__Task prompt__
Write out the rows between the one containing "table-row (82, 225, 600, 242)" and the one containing "table-row (82, 581, 600, 612)", including both, reproducing each line unchanged.

(Records from a data collection)

-=-=-=-=-

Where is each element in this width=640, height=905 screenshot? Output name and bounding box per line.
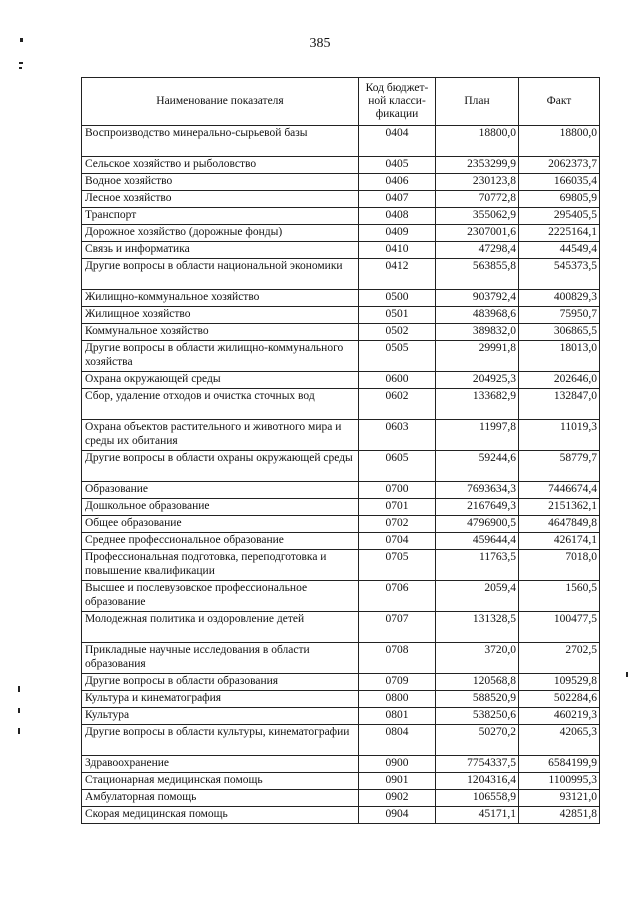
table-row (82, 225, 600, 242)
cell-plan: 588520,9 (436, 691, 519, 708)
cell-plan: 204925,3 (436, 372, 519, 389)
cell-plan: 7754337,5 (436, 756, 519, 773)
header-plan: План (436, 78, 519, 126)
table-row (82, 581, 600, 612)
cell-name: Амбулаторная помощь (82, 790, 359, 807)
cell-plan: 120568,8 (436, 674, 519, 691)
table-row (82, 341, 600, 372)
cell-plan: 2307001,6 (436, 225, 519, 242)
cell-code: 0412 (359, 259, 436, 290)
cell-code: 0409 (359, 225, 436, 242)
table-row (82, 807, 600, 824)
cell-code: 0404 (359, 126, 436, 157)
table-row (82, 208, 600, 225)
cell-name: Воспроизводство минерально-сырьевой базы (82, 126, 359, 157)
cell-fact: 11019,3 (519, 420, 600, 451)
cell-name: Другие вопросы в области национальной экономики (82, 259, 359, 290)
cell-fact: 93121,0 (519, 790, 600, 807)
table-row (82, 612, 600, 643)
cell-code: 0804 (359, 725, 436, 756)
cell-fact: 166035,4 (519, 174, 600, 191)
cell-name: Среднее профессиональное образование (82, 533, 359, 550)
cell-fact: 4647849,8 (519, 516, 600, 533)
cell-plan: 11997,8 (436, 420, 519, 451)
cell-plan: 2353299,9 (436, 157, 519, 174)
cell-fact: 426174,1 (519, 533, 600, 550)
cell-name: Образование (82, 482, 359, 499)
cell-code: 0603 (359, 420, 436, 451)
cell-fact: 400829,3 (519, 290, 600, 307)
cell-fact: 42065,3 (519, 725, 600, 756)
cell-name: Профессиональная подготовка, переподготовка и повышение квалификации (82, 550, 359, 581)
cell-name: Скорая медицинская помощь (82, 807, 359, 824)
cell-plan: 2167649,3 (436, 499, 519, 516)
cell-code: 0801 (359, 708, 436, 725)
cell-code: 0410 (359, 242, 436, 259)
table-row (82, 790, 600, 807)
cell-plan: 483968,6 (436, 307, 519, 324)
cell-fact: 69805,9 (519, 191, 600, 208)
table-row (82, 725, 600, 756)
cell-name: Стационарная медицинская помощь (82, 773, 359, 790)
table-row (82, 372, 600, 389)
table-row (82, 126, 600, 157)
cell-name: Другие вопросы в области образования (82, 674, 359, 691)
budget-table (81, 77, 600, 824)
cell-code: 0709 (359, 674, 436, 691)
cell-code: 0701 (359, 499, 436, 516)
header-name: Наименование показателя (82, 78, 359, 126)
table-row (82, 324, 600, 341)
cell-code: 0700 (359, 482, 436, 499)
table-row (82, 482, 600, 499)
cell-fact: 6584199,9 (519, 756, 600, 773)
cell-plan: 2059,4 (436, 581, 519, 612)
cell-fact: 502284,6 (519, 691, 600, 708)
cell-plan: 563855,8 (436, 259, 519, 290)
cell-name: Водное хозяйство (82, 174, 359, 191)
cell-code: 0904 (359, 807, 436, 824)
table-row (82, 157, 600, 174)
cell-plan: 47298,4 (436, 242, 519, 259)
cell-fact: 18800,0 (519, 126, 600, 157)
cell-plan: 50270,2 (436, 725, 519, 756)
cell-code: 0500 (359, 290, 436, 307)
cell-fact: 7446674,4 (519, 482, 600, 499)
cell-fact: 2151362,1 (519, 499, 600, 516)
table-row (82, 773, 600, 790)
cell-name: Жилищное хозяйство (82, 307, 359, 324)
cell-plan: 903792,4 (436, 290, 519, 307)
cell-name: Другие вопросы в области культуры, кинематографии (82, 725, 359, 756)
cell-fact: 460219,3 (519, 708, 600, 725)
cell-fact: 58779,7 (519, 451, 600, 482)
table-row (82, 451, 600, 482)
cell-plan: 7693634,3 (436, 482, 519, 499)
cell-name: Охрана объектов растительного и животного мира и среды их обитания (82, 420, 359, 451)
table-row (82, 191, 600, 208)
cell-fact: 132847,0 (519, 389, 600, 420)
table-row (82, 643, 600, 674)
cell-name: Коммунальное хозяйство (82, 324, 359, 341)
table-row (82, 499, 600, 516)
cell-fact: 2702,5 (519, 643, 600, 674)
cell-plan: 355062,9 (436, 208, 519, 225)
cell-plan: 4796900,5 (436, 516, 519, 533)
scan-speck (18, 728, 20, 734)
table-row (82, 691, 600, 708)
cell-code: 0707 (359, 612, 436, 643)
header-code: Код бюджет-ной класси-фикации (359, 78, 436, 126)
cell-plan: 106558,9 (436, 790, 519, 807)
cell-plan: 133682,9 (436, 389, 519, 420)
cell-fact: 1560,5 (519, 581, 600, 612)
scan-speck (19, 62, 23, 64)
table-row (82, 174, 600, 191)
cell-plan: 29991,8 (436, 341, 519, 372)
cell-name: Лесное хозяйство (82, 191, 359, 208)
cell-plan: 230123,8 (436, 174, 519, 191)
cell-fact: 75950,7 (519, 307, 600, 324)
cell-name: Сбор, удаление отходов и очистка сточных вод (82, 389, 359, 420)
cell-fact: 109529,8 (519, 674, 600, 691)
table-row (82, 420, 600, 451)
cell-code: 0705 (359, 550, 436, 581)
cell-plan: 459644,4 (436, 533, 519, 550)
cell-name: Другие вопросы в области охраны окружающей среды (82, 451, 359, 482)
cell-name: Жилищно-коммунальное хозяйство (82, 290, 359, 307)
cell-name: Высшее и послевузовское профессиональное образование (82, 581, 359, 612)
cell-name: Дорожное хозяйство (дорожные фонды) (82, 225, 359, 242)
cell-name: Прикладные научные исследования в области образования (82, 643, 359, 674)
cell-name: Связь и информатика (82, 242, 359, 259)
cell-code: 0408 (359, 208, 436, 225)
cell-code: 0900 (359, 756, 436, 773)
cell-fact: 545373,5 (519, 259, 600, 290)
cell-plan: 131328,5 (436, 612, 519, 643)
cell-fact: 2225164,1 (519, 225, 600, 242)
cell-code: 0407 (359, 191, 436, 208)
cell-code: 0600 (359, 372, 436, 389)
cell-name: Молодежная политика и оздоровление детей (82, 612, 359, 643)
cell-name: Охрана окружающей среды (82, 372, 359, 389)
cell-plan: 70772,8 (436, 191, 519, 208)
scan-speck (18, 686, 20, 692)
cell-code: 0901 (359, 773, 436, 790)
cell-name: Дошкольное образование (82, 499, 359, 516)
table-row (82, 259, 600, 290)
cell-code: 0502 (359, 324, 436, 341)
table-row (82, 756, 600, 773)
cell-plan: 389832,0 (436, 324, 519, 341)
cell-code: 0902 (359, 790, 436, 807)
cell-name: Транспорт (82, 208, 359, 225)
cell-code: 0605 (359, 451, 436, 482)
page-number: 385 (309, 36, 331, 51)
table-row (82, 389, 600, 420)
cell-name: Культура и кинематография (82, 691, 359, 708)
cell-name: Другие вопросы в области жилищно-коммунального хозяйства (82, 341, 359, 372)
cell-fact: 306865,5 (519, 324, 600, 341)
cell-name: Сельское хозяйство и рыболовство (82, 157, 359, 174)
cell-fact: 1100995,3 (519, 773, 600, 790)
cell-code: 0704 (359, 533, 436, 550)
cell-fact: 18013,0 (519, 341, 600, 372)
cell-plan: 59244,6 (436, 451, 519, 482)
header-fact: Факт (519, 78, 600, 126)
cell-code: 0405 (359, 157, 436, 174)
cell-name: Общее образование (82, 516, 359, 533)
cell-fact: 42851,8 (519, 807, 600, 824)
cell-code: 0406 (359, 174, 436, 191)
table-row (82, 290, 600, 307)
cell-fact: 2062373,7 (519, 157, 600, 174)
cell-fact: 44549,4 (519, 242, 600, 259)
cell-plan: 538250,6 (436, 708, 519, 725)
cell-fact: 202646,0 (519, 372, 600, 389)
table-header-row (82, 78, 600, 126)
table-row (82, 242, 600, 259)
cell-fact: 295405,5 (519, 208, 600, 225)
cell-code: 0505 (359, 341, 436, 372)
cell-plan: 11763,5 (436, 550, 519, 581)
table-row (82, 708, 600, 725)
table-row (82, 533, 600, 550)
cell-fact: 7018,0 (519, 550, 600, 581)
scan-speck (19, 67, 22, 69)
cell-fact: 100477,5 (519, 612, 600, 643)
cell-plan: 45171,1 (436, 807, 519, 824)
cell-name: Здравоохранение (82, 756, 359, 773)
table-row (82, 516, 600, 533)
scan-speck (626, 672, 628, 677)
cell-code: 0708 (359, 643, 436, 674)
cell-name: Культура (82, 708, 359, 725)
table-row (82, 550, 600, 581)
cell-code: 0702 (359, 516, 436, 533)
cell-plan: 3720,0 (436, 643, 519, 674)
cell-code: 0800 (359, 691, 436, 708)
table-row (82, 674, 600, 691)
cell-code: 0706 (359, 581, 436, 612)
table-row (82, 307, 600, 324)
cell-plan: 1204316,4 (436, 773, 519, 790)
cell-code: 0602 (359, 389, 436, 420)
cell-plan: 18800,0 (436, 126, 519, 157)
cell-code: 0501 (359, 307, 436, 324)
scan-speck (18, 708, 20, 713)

-=-=-=-=-

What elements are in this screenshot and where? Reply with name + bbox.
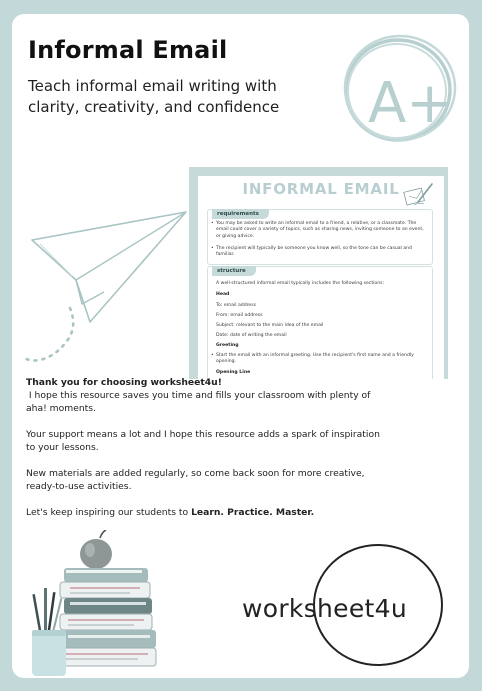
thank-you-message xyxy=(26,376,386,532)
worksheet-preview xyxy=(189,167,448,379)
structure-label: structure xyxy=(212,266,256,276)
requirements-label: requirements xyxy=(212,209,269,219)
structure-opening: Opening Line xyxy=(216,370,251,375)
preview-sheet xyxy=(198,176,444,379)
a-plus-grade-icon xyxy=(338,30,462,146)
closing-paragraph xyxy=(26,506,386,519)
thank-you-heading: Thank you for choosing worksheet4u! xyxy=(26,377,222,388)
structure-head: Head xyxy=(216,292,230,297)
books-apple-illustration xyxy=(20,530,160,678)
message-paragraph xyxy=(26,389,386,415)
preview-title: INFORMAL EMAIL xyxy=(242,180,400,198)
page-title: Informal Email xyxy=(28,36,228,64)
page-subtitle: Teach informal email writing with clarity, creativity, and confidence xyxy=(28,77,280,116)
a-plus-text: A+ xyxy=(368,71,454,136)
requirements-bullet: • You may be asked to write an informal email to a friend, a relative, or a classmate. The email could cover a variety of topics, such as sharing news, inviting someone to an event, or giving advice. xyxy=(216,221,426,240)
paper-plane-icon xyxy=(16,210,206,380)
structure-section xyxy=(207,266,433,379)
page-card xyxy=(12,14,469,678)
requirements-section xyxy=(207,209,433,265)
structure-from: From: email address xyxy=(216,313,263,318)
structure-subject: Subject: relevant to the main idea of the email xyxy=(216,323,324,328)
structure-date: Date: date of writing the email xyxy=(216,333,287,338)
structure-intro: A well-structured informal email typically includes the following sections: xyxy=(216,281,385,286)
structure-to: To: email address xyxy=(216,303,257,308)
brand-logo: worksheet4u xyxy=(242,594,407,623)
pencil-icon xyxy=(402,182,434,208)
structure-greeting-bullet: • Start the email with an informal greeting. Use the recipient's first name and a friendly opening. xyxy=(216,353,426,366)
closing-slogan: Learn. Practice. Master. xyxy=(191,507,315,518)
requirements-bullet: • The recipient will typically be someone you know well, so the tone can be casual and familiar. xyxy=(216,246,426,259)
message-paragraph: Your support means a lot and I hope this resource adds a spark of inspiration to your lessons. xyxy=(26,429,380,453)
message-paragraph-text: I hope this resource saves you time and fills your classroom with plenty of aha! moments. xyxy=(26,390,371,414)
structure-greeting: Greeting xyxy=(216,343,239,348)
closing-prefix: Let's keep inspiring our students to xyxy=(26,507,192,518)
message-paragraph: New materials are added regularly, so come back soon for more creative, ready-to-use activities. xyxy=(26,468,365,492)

-=-=-=-=-

__Answer to the problem__
table-row (82, 225, 600, 242)
cell-plan: 588520,9 (436, 691, 519, 708)
cell-plan: 204925,3 (436, 372, 519, 389)
cell-plan: 7754337,5 (436, 756, 519, 773)
header-plan: План (436, 78, 519, 126)
table-row (82, 581, 600, 612)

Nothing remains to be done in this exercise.